[START]
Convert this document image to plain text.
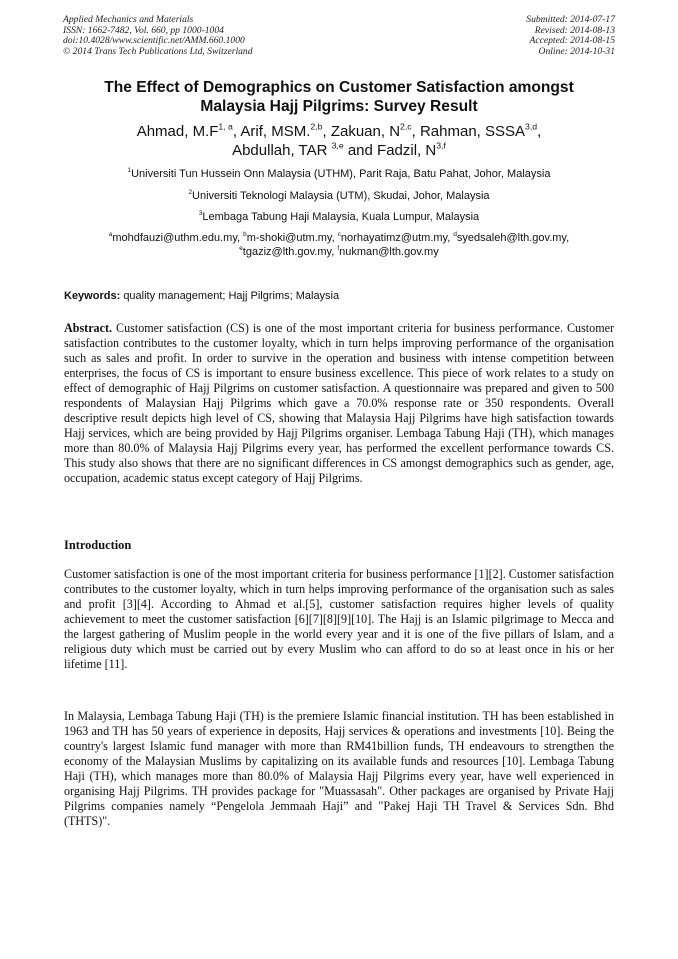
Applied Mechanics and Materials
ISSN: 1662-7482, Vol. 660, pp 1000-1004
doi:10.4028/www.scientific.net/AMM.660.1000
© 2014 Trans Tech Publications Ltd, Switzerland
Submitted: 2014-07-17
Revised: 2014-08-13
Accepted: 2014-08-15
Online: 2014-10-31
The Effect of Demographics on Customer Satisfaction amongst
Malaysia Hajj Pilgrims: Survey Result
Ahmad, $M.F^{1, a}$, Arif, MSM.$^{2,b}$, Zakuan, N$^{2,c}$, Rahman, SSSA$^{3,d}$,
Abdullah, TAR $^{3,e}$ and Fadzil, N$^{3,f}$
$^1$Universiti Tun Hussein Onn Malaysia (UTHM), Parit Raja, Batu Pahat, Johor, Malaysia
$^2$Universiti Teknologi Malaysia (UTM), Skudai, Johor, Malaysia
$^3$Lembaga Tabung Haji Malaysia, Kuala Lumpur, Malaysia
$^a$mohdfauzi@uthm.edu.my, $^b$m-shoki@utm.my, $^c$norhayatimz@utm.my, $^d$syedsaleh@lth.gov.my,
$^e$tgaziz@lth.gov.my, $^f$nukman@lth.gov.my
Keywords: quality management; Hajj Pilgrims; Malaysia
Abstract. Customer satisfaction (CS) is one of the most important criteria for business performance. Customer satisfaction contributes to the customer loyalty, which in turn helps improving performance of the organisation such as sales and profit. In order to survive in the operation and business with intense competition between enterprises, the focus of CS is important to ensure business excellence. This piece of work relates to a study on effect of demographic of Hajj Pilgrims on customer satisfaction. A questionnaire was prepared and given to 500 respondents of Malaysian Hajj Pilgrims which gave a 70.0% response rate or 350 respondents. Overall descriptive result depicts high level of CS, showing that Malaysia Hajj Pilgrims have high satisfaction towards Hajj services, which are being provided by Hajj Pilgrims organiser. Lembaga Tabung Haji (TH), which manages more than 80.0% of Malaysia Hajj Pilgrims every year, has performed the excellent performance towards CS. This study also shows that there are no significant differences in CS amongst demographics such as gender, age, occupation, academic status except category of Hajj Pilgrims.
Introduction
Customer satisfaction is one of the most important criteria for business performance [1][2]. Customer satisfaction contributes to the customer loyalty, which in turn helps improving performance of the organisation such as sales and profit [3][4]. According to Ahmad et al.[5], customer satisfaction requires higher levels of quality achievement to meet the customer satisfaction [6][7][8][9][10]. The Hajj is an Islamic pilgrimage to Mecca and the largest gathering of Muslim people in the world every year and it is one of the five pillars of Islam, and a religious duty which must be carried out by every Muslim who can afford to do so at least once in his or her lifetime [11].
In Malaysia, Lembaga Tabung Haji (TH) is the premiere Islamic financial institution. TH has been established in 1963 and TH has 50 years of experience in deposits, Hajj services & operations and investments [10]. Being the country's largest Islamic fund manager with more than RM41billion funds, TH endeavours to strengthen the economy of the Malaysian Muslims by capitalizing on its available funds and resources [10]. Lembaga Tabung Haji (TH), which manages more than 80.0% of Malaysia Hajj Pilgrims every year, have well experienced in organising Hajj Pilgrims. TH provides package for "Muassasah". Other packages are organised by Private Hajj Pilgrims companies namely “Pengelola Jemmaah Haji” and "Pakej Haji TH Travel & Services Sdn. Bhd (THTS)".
[END]
[START]
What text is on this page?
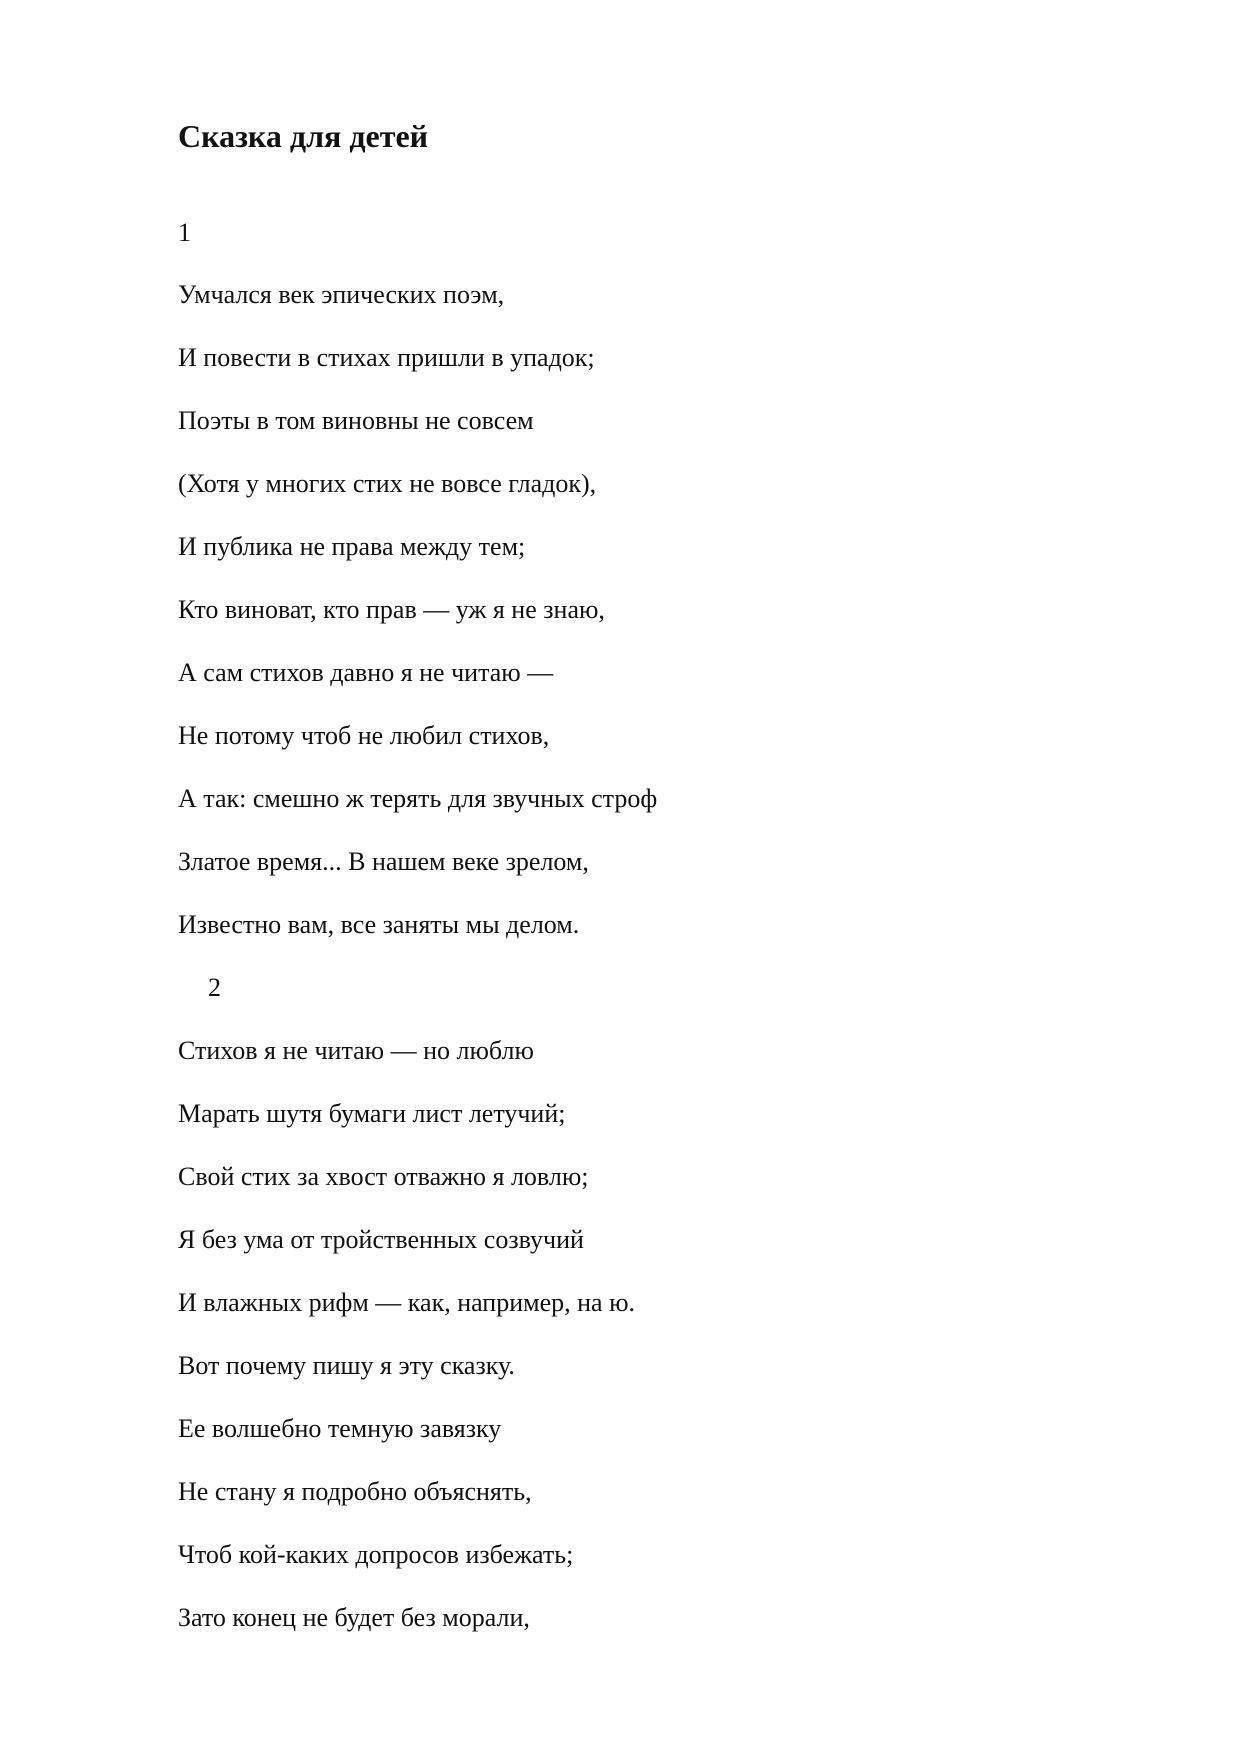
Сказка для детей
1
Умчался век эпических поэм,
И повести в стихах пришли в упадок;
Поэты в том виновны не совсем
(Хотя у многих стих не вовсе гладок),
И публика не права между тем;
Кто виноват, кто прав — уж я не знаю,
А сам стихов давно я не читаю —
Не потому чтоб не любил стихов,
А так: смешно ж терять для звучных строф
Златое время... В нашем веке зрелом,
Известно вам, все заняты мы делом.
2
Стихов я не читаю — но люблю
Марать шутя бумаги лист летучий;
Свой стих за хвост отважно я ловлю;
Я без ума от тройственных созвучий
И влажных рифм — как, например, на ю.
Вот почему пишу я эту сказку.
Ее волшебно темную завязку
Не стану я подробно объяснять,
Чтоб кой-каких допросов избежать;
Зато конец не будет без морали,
[END]
Your goal:
From the listing above, copy all lines holding the word "text".

Right answer:
Convert this document image to plain text.
What text is on this page?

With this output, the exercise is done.